TASK PROMPT - Every line that contains the word "sinf" should be copied.

Dataset records:
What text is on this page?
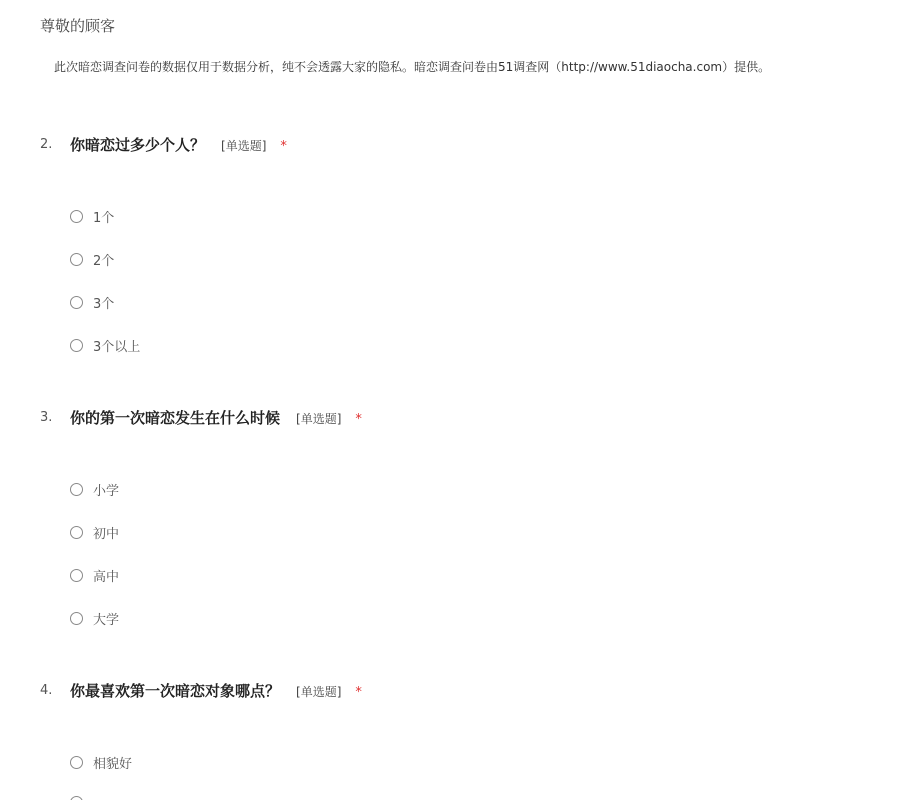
尊敬的顾客
此次暗恋调查问卷的数据仅用于数据分析，纯不会透露大家的隐私。暗恋调查问卷由51调查网（http://www.51diaocha.com）提供。
2. 你暗恋过多少个人？ [单选题] *
1个
2个
3个
3个以上
3. 你的第一次暗恋发生在什么时候 [单选题] *
小学
初中
高中
大学
4. 你最喜欢第一次暗恋对象哪点？ [单选题] *
相貌好
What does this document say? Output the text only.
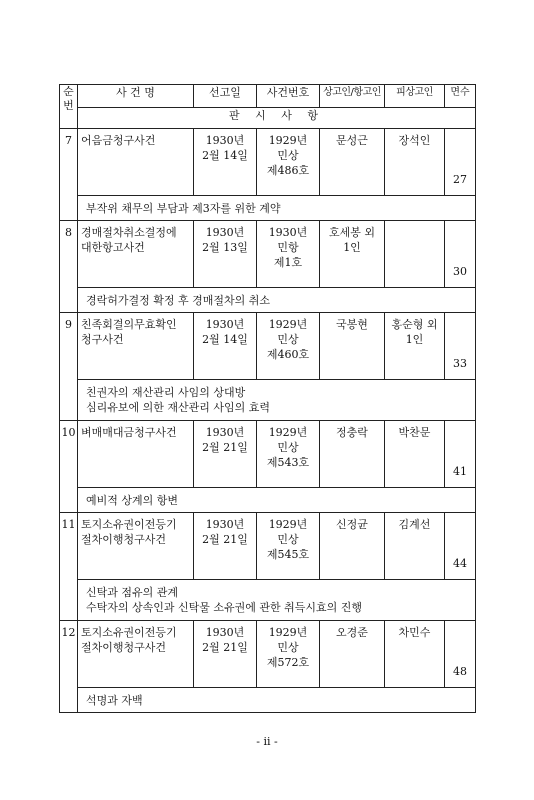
순
번	사 건 명	선고일	사건번호	상고인/항고인	피상고인	면수
	판 시 사 항					

7	어음금청구사건	1930년
2월 14일	1929년
민상
제486호	문성근	장석인	27

	부작위 채무의 부담과 제3자를 위한 계약					

8	경매절차취소결정에
대한항고사건	1930년
2월 13일	1930년
민항
제1호	호세봉 외
1인		30

	경락허가결정 확정 후 경매절차의 취소					

9	친족회결의무효확인
청구사건	1930년
2월 14일	1929년
민상
제460호	국봉현	홍순형 외
1인	33

	친권자의 재산관리 사임의 상대방
심리유보에 의한 재산관리 사임의 효력					

10	벼매매대금청구사건	1930년
2월 21일	1929년
민상
제543호	정충락	박찬문	41

	예비적 상계의 항변					

11	토지소유권이전등기
절차이행청구사건	1930년
2월 21일	1929년
민상
제545호	신정균	김계선	44

	신탁과 점유의 관계
수탁자의 상속인과 신탁물 소유권에 관한 취득시효의 진행					

12	토지소유권이전등기
절차이행청구사건	1930년
2월 21일	1929년
민상
제572호	오경준	차민수	48

	석명과 자백					
- ii -
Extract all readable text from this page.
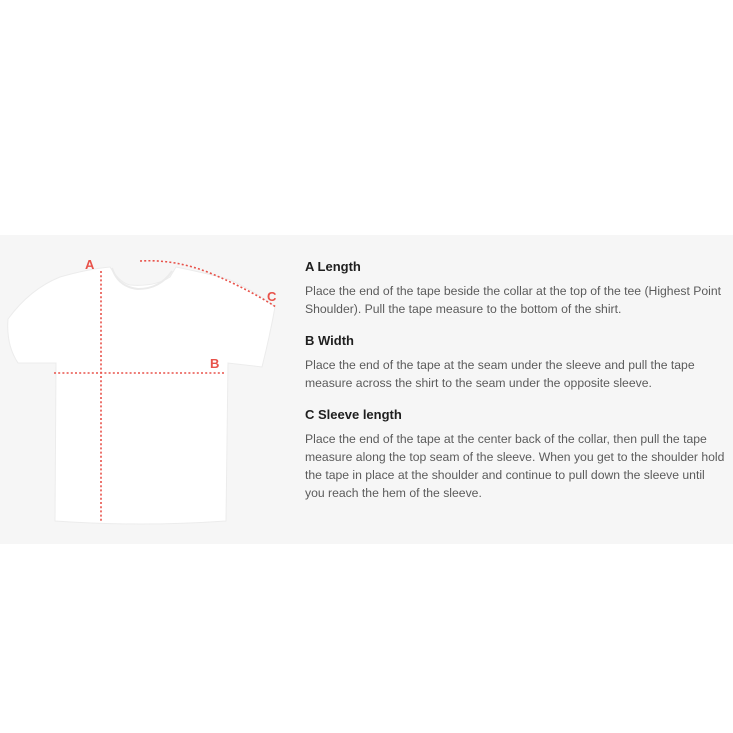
A
B
C
A Length

Place the end of the tape beside the collar at the top of the tee (Highest Point Shoulder). Pull the tape measure to the bottom of the shirt.

B Width

Place the end of the tape at the seam under the sleeve and pull the tape measure across the shirt to the seam under the opposite sleeve.

C Sleeve length

Place the end of the tape at the center back of the collar, then pull the tape measure along the top seam of the sleeve. When you get to the shoulder hold the tape in place at the shoulder and continue to pull down the sleeve until you reach the hem of the sleeve.
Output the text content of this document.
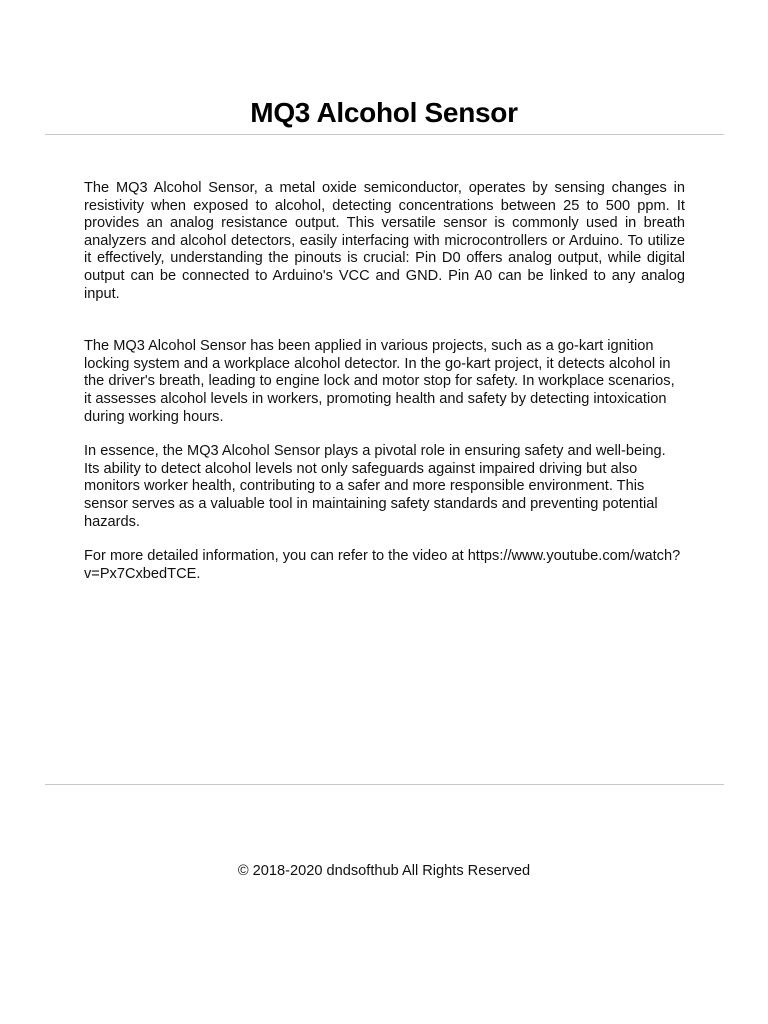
MQ3 Alcohol Sensor

The MQ3 Alcohol Sensor, a metal oxide semiconductor, operates by sensing changes in resistivity when exposed to alcohol, detecting concentrations between 25 to 500 ppm. It provides an analog resistance output. This versatile sensor is commonly used in breath analyzers and alcohol detectors, easily interfacing with microcontrollers or Arduino. To utilize it effectively, understanding the pinouts is crucial: Pin D0 offers analog output, while digital output can be connected to Arduino's VCC and GND. Pin A0 can be linked to any analog input.

The MQ3 Alcohol Sensor has been applied in various projects, such as a go-kart ignition locking system and a workplace alcohol detector. In the go-kart project, it detects alcohol in the driver's breath, leading to engine lock and motor stop for safety. In workplace scenarios, it assesses alcohol levels in workers, promoting health and safety by detecting intoxication during working hours.

In essence, the MQ3 Alcohol Sensor plays a pivotal role in ensuring safety and well-being. Its ability to detect alcohol levels not only safeguards against impaired driving but also monitors worker health, contributing to a safer and more responsible environment. This sensor serves as a valuable tool in maintaining safety standards and preventing potential hazards.

For more detailed information, you can refer to the video at https://www.youtube.com/watch?v=Px7CxbedTCE.

© 2018-2020 dndsofthub All Rights Reserved
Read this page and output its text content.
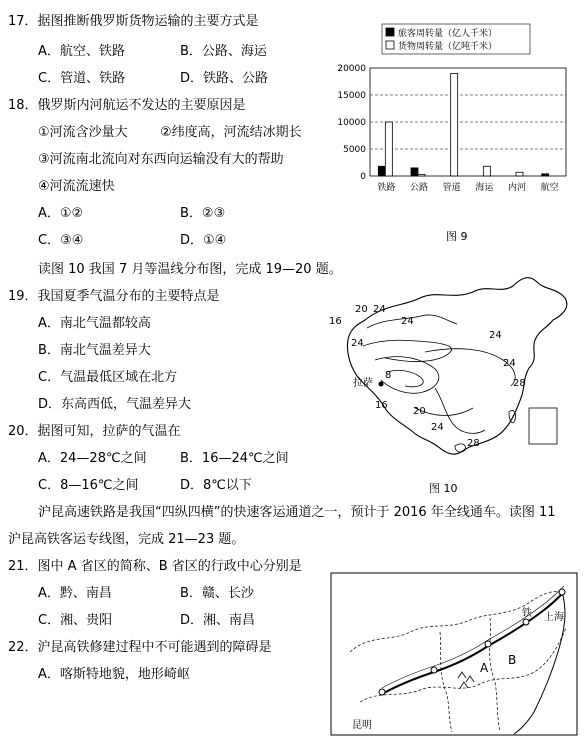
17．据图推断俄罗斯货物运输的主要方式是
A．航空、铁路	B．公路、海运
C．管道、铁路	D．铁路、公路
18．俄罗斯内河航运不发达的主要原因是
①河流含沙量大 ②纬度高，河流结冰期长
③河流南北流向对东西向运输没有大的帮助
④河流流速快
A．①②	B．②③
C．③④	D．①④
旅客周转量（亿人千米）
货物周转量（亿吨千米）
0
5000
10000
15000
20000
铁路 公路 管道 海运 内河 航空
图 9
读图 10 我国 7 月等温线分布图，完成 19—20 题。
19．我国夏季气温分布的主要特点是
A．南北气温都较高
B．南北气温差异大
C．气温最低区域在北方
D．东高西低，气温差异大
20．据图可知，拉萨的气温在
A．24—28℃之间	B．16—24℃之间
C．8—16℃之间	D．8℃以下
拉萨
20 24
16	24
24
24
24
8
16
28
20
24
28
图 10
沪昆高速铁路是我国“四纵四横”的快速客运通道之一，预计于 2016 年全线通车。读图 11
沪昆高铁客运专线图，完成 21—23 题。
21．图中 A 省区的简称、B 省区的行政中心分别是
A．黔、南昌	B．赣、长沙
C．湘、贵阳	D．湘、南昌
22．沪昆高铁修建过程中不可能遇到的障碍是
A．喀斯特地貌，地形崎岖	A
B
昆明
上海
铁
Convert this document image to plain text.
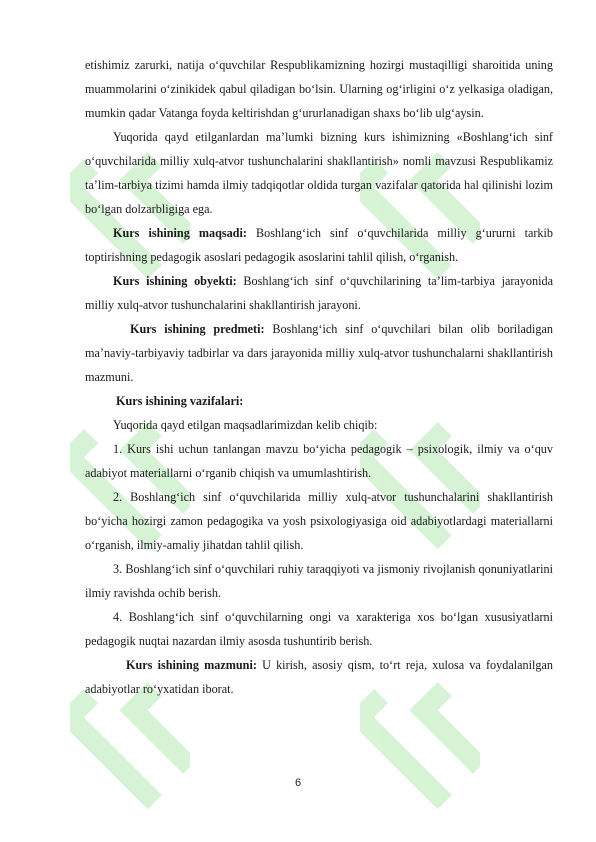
etishimiz zarurki, natija o‘quvchilar Respublikamizning hozirgi mustaqilligi sharoitida uning muammolarini o‘zinikidek qabul qiladigan bo‘lsin. Ularning og‘irligini o‘z yelkasiga oladigan, mumkin qadar Vatanga foyda keltirishdan g‘ururlanadigan shaxs bo‘lib ulg‘aysin.

Yuqorida qayd etilganlardan ma’lumki bizning kurs ishimizning «Boshlang‘ich sinf o‘quvchilarida milliy xulq-atvor tushunchalarini shakllantirish» nomli mavzusi Respublikamiz ta’lim-tarbiya tizimi hamda ilmiy tadqiqotlar oldida turgan vazifalar qatorida hal qilinishi lozim bo‘lgan dolzarbligiga ega.

Kurs ishining maqsadi: Boshlang‘ich sinf o‘quvchilarida milliy g‘ururni tarkib toptirishning pedagogik asoslari pedagogik asoslarini tahlil qilish, o‘rganish.

Kurs ishining obyekti: Boshlang‘ich sinf o‘quvchilarining ta’lim-tarbiya jarayonida milliy xulq-atvor tushunchalarini shakllantirish jarayoni.

Kurs ishining predmeti: Boshlang‘ich sinf o‘quvchilari bilan olib boriladigan ma’naviy-tarbiyaviy tadbirlar va dars jarayonida milliy xulq-atvor tushunchalarni shakllantirish mazmuni.

Kurs ishining vazifalari:

Yuqorida qayd etilgan maqsadlarimizdan kelib chiqib:

1. Kurs ishi uchun tanlangan mavzu bo‘yicha pedagogik – psixologik, ilmiy va o‘quv adabiyot materiallarni o‘rganib chiqish va umumlashtirish.

2. Boshlang‘ich sinf o‘quvchilarida milliy xulq-atvor tushunchalarini shakllantirish bo‘yicha hozirgi zamon pedagogika va yosh psixologiyasiga oid adabiyotlardagi materiallarni o‘rganish, ilmiy-amaliy jihatdan tahlil qilish.

3. Boshlang‘ich sinf o‘quvchilari ruhiy taraqqiyoti va jismoniy rivojlanish qonuniyatlarini ilmiy ravishda ochib berish.

4. Boshlang‘ich sinf o‘quvchilarning ongi va xarakteriga xos bo‘lgan xususiyatlarni pedagogik nuqtai nazardan ilmiy asosda tushuntirib berish.

Kurs ishining mazmuni: U kirish, asosiy qism, to‘rt reja, xulosa va foydalanilgan adabiyotlar ro‘yxatidan iborat.

6
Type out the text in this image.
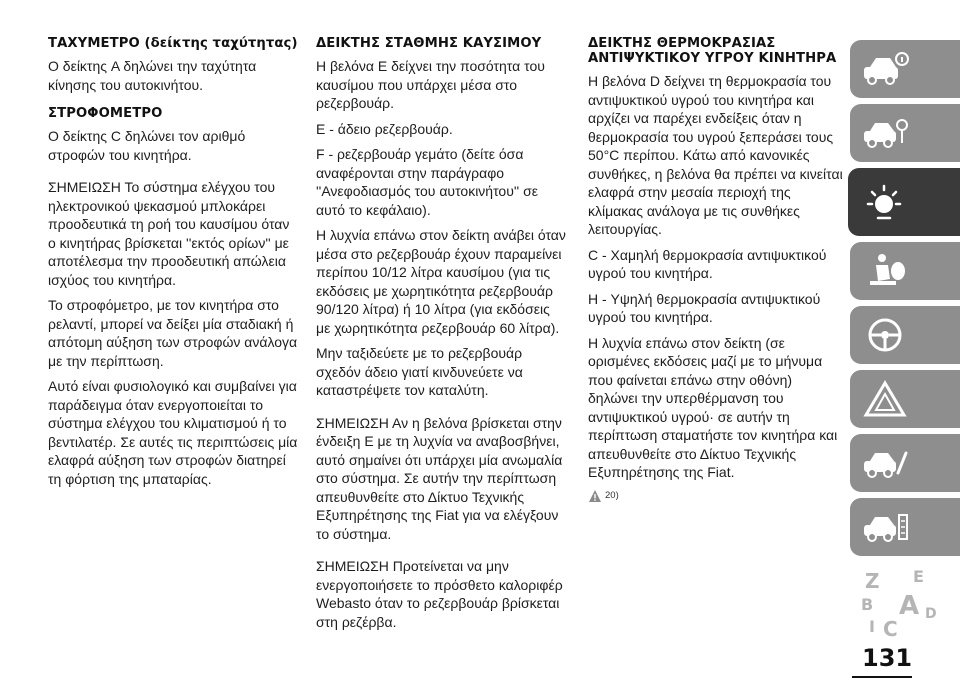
ΤΑΧΥΜΕΤΡΟ (δείκτης ταχύτητας)

Ο δείκτης A δηλώνει την ταχύτητα κίνησης του αυτοκινήτου.

ΣΤΡΟΦΟΜΕΤΡΟ

Ο δείκτης C δηλώνει τον αριθμό στροφών του κινητήρα.

ΣΗΜΕΙΩΣΗ Το σύστημα ελέγχου του ηλεκτρονικού ψεκασμού μπλοκάρει προοδευτικά τη ροή του καυσίμου όταν ο κινητήρας βρίσκεται ''εκτός ορίων'' με αποτέλεσμα την προοδευτική απώλεια ισχύος του κινητήρα.

Το στροφόμετρο, με τον κινητήρα στο ρελαντί, μπορεί να δείξει μία σταδιακή ή απότομη αύξηση των στροφών ανάλογα με την περίπτωση.

Αυτό είναι φυσιολογικό και συμβαίνει για παράδειγμα όταν ενεργοποιείται το σύστημα ελέγχου του κλιματισμού ή το βεντιλατέρ. Σε αυτές τις περιπτώσεις μία ελαφρά αύξηση των στροφών διατηρεί τη φόρτιση της μπαταρίας.

ΔΕΙΚΤΗΣ ΣΤΑΘΜΗΣ ΚΑΥΣΙΜΟΥ

Η βελόνα E δείχνει την ποσότητα του καυσίμου που υπάρχει μέσα στο ρεζερβουάρ.

E - άδειο ρεζερβουάρ.

F - ρεζερβουάρ γεμάτο (δείτε όσα αναφέρονται στην παράγραφο ''Ανεφοδιασμός του αυτοκινήτου'' σε αυτό το κεφάλαιο).

Η λυχνία επάνω στον δείκτη ανάβει όταν μέσα στο ρεζερβουάρ έχουν παραμείνει περίπου 10/12 λίτρα καυσίμου (για τις εκδόσεις με χωρητικότητα ρεζερβουάρ 90/120 λίτρα) ή 10 λίτρα (για εκδόσεις με χωρητικότητα ρεζερβουάρ 60 λίτρα).

Μην ταξιδεύετε με το ρεζερβουάρ σχεδόν άδειο γιατί κινδυνεύετε να καταστρέψετε τον καταλύτη.

ΣΗΜΕΙΩΣΗ Αν η βελόνα βρίσκεται στην ένδειξη E με τη λυχνία να αναβοσβήνει, αυτό σημαίνει ότι υπάρχει μία ανωμαλία στο σύστημα. Σε αυτήν την περίπτωση απευθυνθείτε στο Δίκτυο Τεχνικής Εξυπηρέτησης της Fiat για να ελέγξουν το σύστημα.

ΣΗΜΕΙΩΣΗ Προτείνεται να μην ενεργοποιήσετε το πρόσθετο καλοριφέρ Webasto όταν το ρεζερβουάρ βρίσκεται στη ρεζέρβα.

ΔΕΙΚΤΗΣ ΘΕΡΜΟΚΡΑΣΙΑΣ ΑΝΤΙΨΥΚΤΙΚΟΥ ΥΓΡΟΥ ΚΙΝΗΤΗΡΑ

Η βελόνα D δείχνει τη θερμοκρασία του αντιψυκτικού υγρού του κινητήρα και αρχίζει να παρέχει ενδείξεις όταν η θερμοκρασία του υγρού ξεπεράσει τους 50°C περίπου. Κάτω από κανονικές συνθήκες, η βελόνα θα πρέπει να κινείται ελαφρά στην μεσαία περιοχή της κλίμακας ανάλογα με τις συνθήκες λειτουργίας.

C - Χαμηλή θερμοκρασία αντιψυκτικού υγρού του κινητήρα.

H - Υψηλή θερμοκρασία αντιψυκτικού υγρού του κινητήρα.

Η λυχνία επάνω στον δείκτη (σε ορισμένες εκδόσεις μαζί με το μήνυμα που φαίνεται επάνω στην οθόνη) δηλώνει την υπερθέρμανση του αντιψυκτικού υγρού· σε αυτήν τη περίπτωση σταματήστε τον κινητήρα και απευθυνθείτε στο Δίκτυο Τεχνικής Εξυπηρέτησης της Fiat.

20)
Z E
B A
I C
D
131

OUTPUT -
Yuqorida qayd etilganlardan ma’lumki bizning kurs ishimizning «Boshlang‘ich sinf o‘quvchilarida milliy xulq-atvor tushunchalarini shakllantirish» nomli mavzusi Respublikamiz ta’lim-tarbiya tizimi hamda ilmiy tadqiqotlar oldida turgan vazifalar qatorida hal qilinishi lozim bo‘lgan dolzarbligiga ega.
Kurs ishining maqsadi: Boshlang‘ich sinf o‘quvchilarida milliy g‘ururni tarkib toptirishning pedagogik asoslari pedagogik asoslarini tahlil qilish, o‘rganish.
Kurs ishining obyekti: Boshlang‘ich sinf o‘quvchilarining ta’lim-tarbiya jarayonida milliy xulq-atvor tushunchalarini shakllantirish jarayoni.
Kurs ishining predmeti: Boshlang‘ich sinf o‘quvchilari bilan olib boriladigan ma’naviy-tarbiyaviy tadbirlar va dars jarayonida milliy xulq-atvor tushunchalarni shakllantirish mazmuni.
2. Boshlang‘ich sinf o‘quvchilarida milliy xulq-atvor tushunchalarini shakllantirish bo‘yicha hozirgi zamon pedagogika va yosh psixologiyasiga oid adabiyotlardagi materiallarni o‘rganish, ilmiy-amaliy jihatdan tahlil qilish.
3. Boshlang‘ich sinf o‘quvchilari ruhiy taraqqiyoti va jismoniy rivojlanish qonuniyatlarini ilmiy ravishda ochib berish.
4. Boshlang‘ich sinf o‘quvchilarning ongi va xarakteriga xos bo‘lgan xususiyatlarni pedagogik nuqtai nazardan ilmiy asosda tushuntirib berish.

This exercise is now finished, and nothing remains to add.